═════ Source extract

This post is part of a blog tour organised by Random Things Blog Tours. I received a free copy of the book in return for an honest review.
‘No Worries If Not is a relatable coming-of-age story that explores Soph Galustian’s experiences of poverty, queerness, mental health, grief and community.
‘She recounts her life from childhood, to teens, into adulthood through a mixture of short stories, spoken word, illustrations, and space for the reader to reflect.
‘This book is for anyone who was raised struggling, anyone who wrestled with coming out, who accidentally killed their childhood pet, who has lost the person closest to them…
‘Filled with flashbacks to the 2000s/2010s, No Worries If Not is equally for the straights and the gays, the rich and disadvantaged. In this book Soph offers up her experiences and a space to reminisce and laugh at life’s misfortunes.’
In No Worries If Not, comedy writer, spoken-word poet and actor Soph Galustian recounts her life so far: growing up in a council house in Cheadle; realising she was gay and having to hide it at school in the ’00s; going to university and cracking the entertainment industry as a working-class woman; and suddenly losing her beloved teenage nephew, Luke.

══════════

# [Directive 1]
Name each of the experiences that the blog post says the book explores in Soph Galustian's life.
# [Directive 2]
Write out the passage of the blog post starting at "This post is" and ending at "reader to reflect.".
The items come from a different source than the blog post.

═════ Given data

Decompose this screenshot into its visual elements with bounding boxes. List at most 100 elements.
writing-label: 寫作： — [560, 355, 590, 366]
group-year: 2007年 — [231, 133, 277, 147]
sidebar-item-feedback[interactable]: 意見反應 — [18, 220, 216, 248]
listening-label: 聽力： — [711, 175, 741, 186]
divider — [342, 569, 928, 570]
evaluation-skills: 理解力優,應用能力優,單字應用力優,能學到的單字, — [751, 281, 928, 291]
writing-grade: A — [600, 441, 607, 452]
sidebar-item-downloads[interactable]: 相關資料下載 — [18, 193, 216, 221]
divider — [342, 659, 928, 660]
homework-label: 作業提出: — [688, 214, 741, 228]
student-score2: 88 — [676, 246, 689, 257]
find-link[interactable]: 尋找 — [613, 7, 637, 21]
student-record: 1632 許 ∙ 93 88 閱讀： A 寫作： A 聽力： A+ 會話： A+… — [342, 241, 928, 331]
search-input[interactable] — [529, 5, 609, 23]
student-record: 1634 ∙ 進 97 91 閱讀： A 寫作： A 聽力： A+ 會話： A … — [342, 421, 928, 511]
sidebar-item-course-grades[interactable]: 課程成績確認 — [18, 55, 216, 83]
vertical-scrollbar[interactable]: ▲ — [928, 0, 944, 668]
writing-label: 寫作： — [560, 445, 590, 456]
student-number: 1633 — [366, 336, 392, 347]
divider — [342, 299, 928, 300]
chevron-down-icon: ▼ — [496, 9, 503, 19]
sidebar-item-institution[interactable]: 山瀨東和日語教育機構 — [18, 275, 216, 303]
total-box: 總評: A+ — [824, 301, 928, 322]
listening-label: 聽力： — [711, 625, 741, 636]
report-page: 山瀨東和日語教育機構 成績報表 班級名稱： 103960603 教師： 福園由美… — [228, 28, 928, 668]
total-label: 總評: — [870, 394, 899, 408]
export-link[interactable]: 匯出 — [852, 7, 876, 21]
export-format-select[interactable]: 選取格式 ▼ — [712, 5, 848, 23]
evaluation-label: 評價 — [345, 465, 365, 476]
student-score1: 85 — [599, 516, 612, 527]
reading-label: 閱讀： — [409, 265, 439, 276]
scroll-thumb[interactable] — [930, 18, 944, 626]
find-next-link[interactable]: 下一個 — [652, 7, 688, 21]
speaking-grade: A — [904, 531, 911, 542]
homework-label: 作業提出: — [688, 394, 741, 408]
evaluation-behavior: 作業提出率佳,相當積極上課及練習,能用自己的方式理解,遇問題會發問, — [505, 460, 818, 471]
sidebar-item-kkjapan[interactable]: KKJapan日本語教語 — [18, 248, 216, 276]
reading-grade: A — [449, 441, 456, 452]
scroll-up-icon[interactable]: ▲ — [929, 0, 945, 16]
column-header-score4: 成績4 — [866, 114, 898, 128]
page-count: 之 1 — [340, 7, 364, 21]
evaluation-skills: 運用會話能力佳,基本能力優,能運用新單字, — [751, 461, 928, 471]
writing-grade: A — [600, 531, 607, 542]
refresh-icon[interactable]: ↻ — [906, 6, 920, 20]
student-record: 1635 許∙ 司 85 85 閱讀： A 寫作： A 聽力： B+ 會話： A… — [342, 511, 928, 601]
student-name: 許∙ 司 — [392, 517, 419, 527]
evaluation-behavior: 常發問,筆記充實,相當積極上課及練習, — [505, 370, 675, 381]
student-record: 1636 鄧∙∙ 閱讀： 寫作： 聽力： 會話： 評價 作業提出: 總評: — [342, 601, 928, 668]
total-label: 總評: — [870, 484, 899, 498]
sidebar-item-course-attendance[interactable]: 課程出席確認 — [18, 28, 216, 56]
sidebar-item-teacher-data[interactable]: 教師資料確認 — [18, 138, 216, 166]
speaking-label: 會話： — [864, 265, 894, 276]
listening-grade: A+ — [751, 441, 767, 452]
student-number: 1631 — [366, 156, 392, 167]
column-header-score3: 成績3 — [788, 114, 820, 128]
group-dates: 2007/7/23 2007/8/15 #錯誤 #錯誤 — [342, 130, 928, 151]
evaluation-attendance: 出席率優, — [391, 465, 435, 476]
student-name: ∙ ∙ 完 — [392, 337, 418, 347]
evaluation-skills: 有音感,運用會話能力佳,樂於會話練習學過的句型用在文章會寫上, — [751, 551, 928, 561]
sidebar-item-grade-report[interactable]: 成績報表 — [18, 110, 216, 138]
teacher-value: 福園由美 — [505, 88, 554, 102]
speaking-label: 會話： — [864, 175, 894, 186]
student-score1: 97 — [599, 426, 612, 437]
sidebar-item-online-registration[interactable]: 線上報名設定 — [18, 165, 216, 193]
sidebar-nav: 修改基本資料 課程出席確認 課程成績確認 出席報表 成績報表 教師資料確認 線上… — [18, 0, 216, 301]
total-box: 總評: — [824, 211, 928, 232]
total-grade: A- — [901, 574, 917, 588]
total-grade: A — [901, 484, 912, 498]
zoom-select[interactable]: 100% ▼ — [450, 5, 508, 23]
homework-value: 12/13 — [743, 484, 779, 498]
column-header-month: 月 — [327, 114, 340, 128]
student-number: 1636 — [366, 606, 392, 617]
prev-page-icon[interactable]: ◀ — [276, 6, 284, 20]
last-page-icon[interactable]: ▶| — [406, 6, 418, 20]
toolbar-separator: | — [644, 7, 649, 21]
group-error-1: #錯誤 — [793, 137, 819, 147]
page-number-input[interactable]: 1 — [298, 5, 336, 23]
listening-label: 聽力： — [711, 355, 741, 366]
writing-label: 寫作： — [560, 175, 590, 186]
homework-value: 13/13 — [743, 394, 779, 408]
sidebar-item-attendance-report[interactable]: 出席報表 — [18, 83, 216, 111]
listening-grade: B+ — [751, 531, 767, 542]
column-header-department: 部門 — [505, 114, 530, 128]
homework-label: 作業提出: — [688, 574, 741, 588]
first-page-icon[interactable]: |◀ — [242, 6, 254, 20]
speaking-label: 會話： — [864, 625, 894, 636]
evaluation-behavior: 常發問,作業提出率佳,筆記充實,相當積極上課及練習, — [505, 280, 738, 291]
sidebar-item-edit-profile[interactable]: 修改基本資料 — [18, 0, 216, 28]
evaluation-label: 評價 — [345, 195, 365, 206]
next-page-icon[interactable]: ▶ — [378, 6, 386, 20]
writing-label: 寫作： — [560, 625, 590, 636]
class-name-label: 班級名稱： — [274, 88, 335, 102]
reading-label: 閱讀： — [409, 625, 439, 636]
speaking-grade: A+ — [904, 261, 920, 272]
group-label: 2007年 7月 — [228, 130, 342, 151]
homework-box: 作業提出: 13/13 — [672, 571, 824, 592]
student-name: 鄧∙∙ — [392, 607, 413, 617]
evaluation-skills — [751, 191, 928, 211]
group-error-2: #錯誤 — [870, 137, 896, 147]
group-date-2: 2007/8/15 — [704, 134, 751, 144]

══════════

# [Full answer 1]
Poverty, queerness, mental health, grief, community

# [Full answer 2]
This post is part of a blog tour organised by Random Things Blog Tours. I received a free copy of the book in return for an honest review.
‘No Worries If Not is a relatable coming-of-age story that explores Soph Galustian’s experiences of poverty, queerness, mental health, grief and community.
‘She recounts her life from childhood, to teens, into adulthood through a mixture of short stories, spoken word, illustrations, and space for the reader to reflect.